— WHAT IS BEING ASKED —
Set the following entries down again exactly, line by line.

— LISTED ENTRIES —
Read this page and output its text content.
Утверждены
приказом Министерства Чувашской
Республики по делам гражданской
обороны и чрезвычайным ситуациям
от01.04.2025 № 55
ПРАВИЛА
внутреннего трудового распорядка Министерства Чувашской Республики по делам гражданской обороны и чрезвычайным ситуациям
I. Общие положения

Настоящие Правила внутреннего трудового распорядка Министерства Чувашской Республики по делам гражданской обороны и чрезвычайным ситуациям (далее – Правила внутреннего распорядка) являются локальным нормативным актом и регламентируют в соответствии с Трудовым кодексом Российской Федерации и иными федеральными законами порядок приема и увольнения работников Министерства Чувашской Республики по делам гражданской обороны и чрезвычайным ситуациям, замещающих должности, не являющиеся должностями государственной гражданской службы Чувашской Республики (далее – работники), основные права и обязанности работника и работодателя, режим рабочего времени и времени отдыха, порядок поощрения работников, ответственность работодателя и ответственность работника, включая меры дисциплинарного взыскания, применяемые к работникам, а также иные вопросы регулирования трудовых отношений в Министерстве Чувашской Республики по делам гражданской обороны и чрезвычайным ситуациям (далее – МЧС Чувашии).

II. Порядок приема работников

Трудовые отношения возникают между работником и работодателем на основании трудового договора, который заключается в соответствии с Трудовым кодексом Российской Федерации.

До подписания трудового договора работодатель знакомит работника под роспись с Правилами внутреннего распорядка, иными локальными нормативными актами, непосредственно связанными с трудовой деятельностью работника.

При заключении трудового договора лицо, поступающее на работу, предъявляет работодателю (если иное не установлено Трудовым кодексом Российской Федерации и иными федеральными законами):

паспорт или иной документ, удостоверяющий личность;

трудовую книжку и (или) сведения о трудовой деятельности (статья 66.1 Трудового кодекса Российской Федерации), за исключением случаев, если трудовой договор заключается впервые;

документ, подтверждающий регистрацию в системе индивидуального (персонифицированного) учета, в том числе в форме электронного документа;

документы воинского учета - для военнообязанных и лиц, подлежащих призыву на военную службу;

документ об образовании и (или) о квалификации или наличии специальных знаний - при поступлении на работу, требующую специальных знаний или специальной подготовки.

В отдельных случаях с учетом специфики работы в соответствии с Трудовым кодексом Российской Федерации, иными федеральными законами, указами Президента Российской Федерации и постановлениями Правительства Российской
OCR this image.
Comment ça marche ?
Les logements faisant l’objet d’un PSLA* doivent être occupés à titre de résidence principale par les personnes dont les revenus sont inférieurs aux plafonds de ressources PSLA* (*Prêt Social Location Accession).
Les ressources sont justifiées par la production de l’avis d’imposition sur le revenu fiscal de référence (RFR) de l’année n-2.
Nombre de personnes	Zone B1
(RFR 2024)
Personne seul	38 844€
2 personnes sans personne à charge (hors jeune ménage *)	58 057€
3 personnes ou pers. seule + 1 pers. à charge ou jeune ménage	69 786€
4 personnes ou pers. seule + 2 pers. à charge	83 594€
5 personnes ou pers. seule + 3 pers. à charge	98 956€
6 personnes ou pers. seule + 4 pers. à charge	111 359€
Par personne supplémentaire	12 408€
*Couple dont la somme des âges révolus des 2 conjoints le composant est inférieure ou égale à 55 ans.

— REPLY —
Read this page and output its text content.
Утверждены
приказом Министерства Чувашской
Республики по делам гражданской
обороны и чрезвычайным ситуациям
от01.04.2025 № 55
ПРАВИЛА
внутреннего трудового распорядка Министерства Чувашской Республики по делам гражданской обороны и чрезвычайным ситуациям
I. Общие положения

Настоящие Правила внутреннего трудового распорядка Министерства Чувашской Республики по делам гражданской обороны и чрезвычайным ситуациям (далее – Правила внутреннего распорядка) являются локальным нормативным актом и регламентируют в соответствии с Трудовым кодексом Российской Федерации и иными федеральными законами порядок приема и увольнения работников Министерства Чувашской Республики по делам гражданской обороны и чрезвычайным ситуациям, замещающих должности, не являющиеся должностями государственной гражданской службы Чувашской Республики (далее – работники), основные права и обязанности работника и работодателя, режим рабочего времени и времени отдыха, порядок поощрения работников, ответственность работодателя и ответственность работника, включая меры дисциплинарного взыскания, применяемые к работникам, а также иные вопросы регулирования трудовых отношений в Министерстве Чувашской Республики по делам гражданской обороны и чрезвычайным ситуациям (далее – МЧС Чувашии).

II. Порядок приема работников

Трудовые отношения возникают между работником и работодателем на основании трудового договора, который заключается в соответствии с Трудовым кодексом Российской Федерации.

До подписания трудового договора работодатель знакомит работника под роспись с Правилами внутреннего распорядка, иными локальными нормативными актами, непосредственно связанными с трудовой деятельностью работника.

При заключении трудового договора лицо, поступающее на работу, предъявляет работодателю (если иное не установлено Трудовым кодексом Российской Федерации и иными федеральными законами):

паспорт или иной документ, удостоверяющий личность;

трудовую книжку и (или) сведения о трудовой деятельности (статья 66.1 Трудового кодекса Российской Федерации), за исключением случаев, если трудовой договор заключается впервые;

документ, подтверждающий регистрацию в системе индивидуального (персонифицированного) учета, в том числе в форме электронного документа;

документы воинского учета - для военнообязанных и лиц, подлежащих призыву на военную службу;

документ об образовании и (или) о квалификации или наличии специальных знаний - при поступлении на работу, требующую специальных знаний или специальной подготовки.

В отдельных случаях с учетом специфики работы в соответствии с Трудовым кодексом Российской Федерации, иными федеральными законами, указами Президента Российской Федерации и постановлениями Правительства Российской
OCR this image.
Comment ça marche ?
Les logements faisant l’objet d’un PSLA* doivent être occupés à titre de résidence principale par les personnes dont les revenus sont inférieurs aux plafonds de ressources PSLA* (*Prêt Social Location Accession).
Les ressources sont justifiées par la production de l’avis d’imposition sur le revenu fiscal de référence (RFR) de l’année n-2.
Nombre de personnes	Zone B1
(RFR 2024)
Personne seul	38 844€
2 personnes sans personne à charge (hors jeune ménage *)	58 057€
3 personnes ou pers. seule + 1 pers. à charge ou jeune ménage	69 786€
4 personnes ou pers. seule + 2 pers. à charge	83 594€
5 personnes ou pers. seule + 3 pers. à charge	98 956€
6 personnes ou pers. seule + 4 pers. à charge	111 359€
Par personne supplémentaire	12 408€
*Couple dont la somme des âges révolus des 2 conjoints le composant est inférieure ou égale à 55 ans.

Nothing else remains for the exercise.